▶ **PROBLEM TO SOLVE**
Can you output the material exactly as written, minus any pictures it holds?

Figure contents as structured data:
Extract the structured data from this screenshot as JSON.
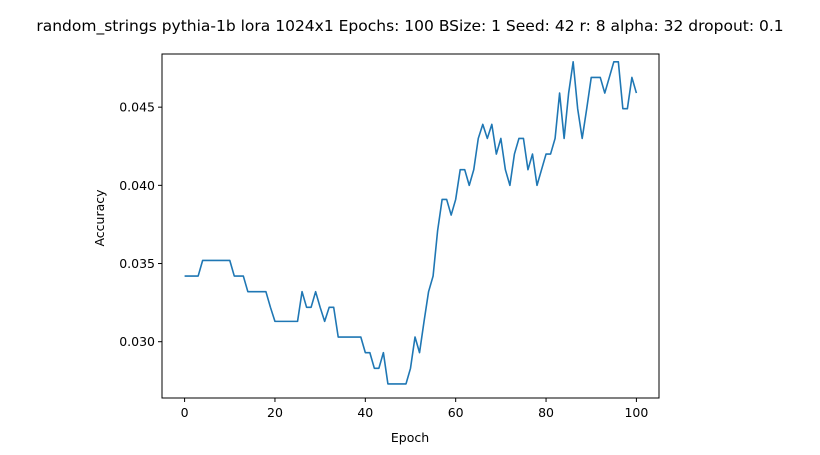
{
  "chart_data": {
    "type": "line",
    "title": "random_strings pythia-1b lora 1024x1 Epochs: 100 BSize: 1 Seed: 42 r: 8 alpha: 32 dropout: 0.1",
    "xlabel": "Epoch",
    "ylabel": "Accuracy",
    "xlim": [
      -5,
      105
    ],
    "ylim": [
      0.0264,
      0.0484
    ],
    "xticks": [
      0,
      20,
      40,
      60,
      80,
      100
    ],
    "xtick_labels": [
      "0",
      "20",
      "40",
      "60",
      "80",
      "100"
    ],
    "yticks": [
      0.03,
      0.035,
      0.04,
      0.045
    ],
    "ytick_labels": [
      "0.030",
      "0.035",
      "0.040",
      "0.045"
    ],
    "grid": false,
    "color": "#1f77b4",
    "series": [
      {
        "x": [
          0,
          1,
          2,
          3,
          4,
          5,
          6,
          7,
          8,
          9,
          10,
          11,
          12,
          13,
          14,
          15,
          16,
          17,
          18,
          19,
          20,
          21,
          22,
          23,
          24,
          25,
          26,
          27,
          28,
          29,
          30,
          31,
          32,
          33,
          34,
          35,
          36,
          37,
          38,
          39,
          40,
          41,
          42,
          43,
          44,
          45,
          46,
          47,
          48,
          49,
          50,
          51,
          52,
          53,
          54,
          55,
          56,
          57,
          58,
          59,
          60,
          61,
          62,
          63,
          64,
          65,
          66,
          67,
          68,
          69,
          70,
          71,
          72,
          73,
          74,
          75,
          76,
          77,
          78,
          79,
          80,
          81,
          82,
          83,
          84,
          85,
          86,
          87,
          88,
          89,
          90,
          91,
          92,
          93,
          94,
          95,
          96,
          97,
          98,
          99,
          100
        ],
        "y": [
          0.0342,
          0.0342,
          0.0342,
          0.0342,
          0.0352,
          0.0352,
          0.0352,
          0.0352,
          0.0352,
          0.0352,
          0.0352,
          0.0342,
          0.0342,
          0.0342,
          0.0332,
          0.0332,
          0.0332,
          0.0332,
          0.0332,
          0.0322,
          0.0313,
          0.0313,
          0.0313,
          0.0313,
          0.0313,
          0.0313,
          0.0332,
          0.0322,
          0.0322,
          0.0332,
          0.0322,
          0.0313,
          0.0322,
          0.0322,
          0.0303,
          0.0303,
          0.0303,
          0.0303,
          0.0303,
          0.0303,
          0.0293,
          0.0293,
          0.0283,
          0.0283,
          0.0293,
          0.0273,
          0.0273,
          0.0273,
          0.0273,
          0.0273,
          0.0283,
          0.0303,
          0.0293,
          0.0313,
          0.0332,
          0.0342,
          0.0371,
          0.0391,
          0.0391,
          0.0381,
          0.0391,
          0.041,
          0.041,
          0.04,
          0.041,
          0.043,
          0.0439,
          0.043,
          0.0439,
          0.042,
          0.043,
          0.041,
          0.04,
          0.042,
          0.043,
          0.043,
          0.041,
          0.042,
          0.04,
          0.041,
          0.042,
          0.042,
          0.043,
          0.0459,
          0.043,
          0.0459,
          0.0479,
          0.0449,
          0.043,
          0.0449,
          0.0469,
          0.0469,
          0.0469,
          0.0459,
          0.0469,
          0.0479,
          0.0479,
          0.0449,
          0.0449,
          0.0469,
          0.0459
        ]
      }
    ]
  }
}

▶ **ANSWER TO THIS PROBLEM**
Extract the structured data from this screenshot as JSON.
{
  "chart_data": {
    "type": "line",
    "title": "random_strings pythia-1b lora 1024x1 Epochs: 100 BSize: 1 Seed: 42 r: 8 alpha: 32 dropout: 0.1",
    "xlabel": "Epoch",
    "ylabel": "Accuracy",
    "xlim": [
      -5,
      105
    ],
    "ylim": [
      0.0264,
      0.0484
    ],
    "xticks": [
      0,
      20,
      40,
      60,
      80,
      100
    ],
    "xtick_labels": [
      "0",
      "20",
      "40",
      "60",
      "80",
      "100"
    ],
    "yticks": [
      0.03,
      0.035,
      0.04,
      0.045
    ],
    "ytick_labels": [
      "0.030",
      "0.035",
      "0.040",
      "0.045"
    ],
    "grid": false,
    "color": "#1f77b4",
    "series": [
      {
        "x": [
          0,
          1,
          2,
          3,
          4,
          5,
          6,
          7,
          8,
          9,
          10,
          11,
          12,
          13,
          14,
          15,
          16,
          17,
          18,
          19,
          20,
          21,
          22,
          23,
          24,
          25,
          26,
          27,
          28,
          29,
          30,
          31,
          32,
          33,
          34,
          35,
          36,
          37,
          38,
          39,
          40,
          41,
          42,
          43,
          44,
          45,
          46,
          47,
          48,
          49,
          50,
          51,
          52,
          53,
          54,
          55,
          56,
          57,
          58,
          59,
          60,
          61,
          62,
          63,
          64,
          65,
          66,
          67,
          68,
          69,
          70,
          71,
          72,
          73,
          74,
          75,
          76,
          77,
          78,
          79,
          80,
          81,
          82,
          83,
          84,
          85,
          86,
          87,
          88,
          89,
          90,
          91,
          92,
          93,
          94,
          95,
          96,
          97,
          98,
          99,
          100
        ],
        "y": [
          0.0342,
          0.0342,
          0.0342,
          0.0342,
          0.0352,
          0.0352,
          0.0352,
          0.0352,
          0.0352,
          0.0352,
          0.0352,
          0.0342,
          0.0342,
          0.0342,
          0.0332,
          0.0332,
          0.0332,
          0.0332,
          0.0332,
          0.0322,
          0.0313,
          0.0313,
          0.0313,
          0.0313,
          0.0313,
          0.0313,
          0.0332,
          0.0322,
          0.0322,
          0.0332,
          0.0322,
          0.0313,
          0.0322,
          0.0322,
          0.0303,
          0.0303,
          0.0303,
          0.0303,
          0.0303,
          0.0303,
          0.0293,
          0.0293,
          0.0283,
          0.0283,
          0.0293,
          0.0273,
          0.0273,
          0.0273,
          0.0273,
          0.0273,
          0.0283,
          0.0303,
          0.0293,
          0.0313,
          0.0332,
          0.0342,
          0.0371,
          0.0391,
          0.0391,
          0.0381,
          0.0391,
          0.041,
          0.041,
          0.04,
          0.041,
          0.043,
          0.0439,
          0.043,
          0.0439,
          0.042,
          0.043,
          0.041,
          0.04,
          0.042,
          0.043,
          0.043,
          0.041,
          0.042,
          0.04,
          0.041,
          0.042,
          0.042,
          0.043,
          0.0459,
          0.043,
          0.0459,
          0.0479,
          0.0449,
          0.043,
          0.0449,
          0.0469,
          0.0469,
          0.0469,
          0.0459,
          0.0469,
          0.0479,
          0.0479,
          0.0449,
          0.0449,
          0.0469,
          0.0459
        ]
      }
    ]
  }
}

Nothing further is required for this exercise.